▶ Required work:
Locate the word "time" in the data below, then copy every line that holds it.

▶ Records to use:

= = = = = = =

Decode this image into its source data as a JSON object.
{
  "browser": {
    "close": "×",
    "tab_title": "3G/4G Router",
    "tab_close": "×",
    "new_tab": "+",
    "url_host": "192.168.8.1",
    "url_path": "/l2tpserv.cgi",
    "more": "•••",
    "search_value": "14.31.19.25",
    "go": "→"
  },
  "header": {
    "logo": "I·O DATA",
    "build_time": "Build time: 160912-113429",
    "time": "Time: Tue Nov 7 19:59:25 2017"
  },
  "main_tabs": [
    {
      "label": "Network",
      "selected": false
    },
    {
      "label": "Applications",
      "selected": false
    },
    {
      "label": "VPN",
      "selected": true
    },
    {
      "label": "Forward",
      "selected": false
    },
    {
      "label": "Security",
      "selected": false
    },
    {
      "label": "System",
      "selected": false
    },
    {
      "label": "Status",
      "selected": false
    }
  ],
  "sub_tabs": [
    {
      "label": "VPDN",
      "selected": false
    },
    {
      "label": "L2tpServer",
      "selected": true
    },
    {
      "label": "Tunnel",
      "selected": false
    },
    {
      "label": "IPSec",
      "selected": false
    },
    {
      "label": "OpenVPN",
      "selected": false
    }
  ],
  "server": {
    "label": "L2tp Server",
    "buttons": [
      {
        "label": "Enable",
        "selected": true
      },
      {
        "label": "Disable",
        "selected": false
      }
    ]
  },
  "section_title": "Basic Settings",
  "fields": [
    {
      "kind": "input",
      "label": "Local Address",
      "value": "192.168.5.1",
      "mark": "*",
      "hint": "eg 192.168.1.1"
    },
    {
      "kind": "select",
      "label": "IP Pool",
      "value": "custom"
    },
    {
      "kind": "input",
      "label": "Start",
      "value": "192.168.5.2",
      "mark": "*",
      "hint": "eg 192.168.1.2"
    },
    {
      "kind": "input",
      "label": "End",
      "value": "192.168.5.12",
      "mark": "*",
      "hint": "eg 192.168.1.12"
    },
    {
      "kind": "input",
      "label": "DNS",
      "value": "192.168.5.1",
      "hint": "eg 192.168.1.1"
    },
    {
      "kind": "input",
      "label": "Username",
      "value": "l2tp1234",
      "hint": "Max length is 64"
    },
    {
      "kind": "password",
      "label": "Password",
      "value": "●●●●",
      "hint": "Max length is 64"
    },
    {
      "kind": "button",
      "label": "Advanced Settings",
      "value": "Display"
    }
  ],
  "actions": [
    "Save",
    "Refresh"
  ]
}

= = = = = = =

▶ Result for this task:
    "build_time": "Build time: 160912-113429",
    "time": "Time: Tue Nov 7 19:59:25 2017"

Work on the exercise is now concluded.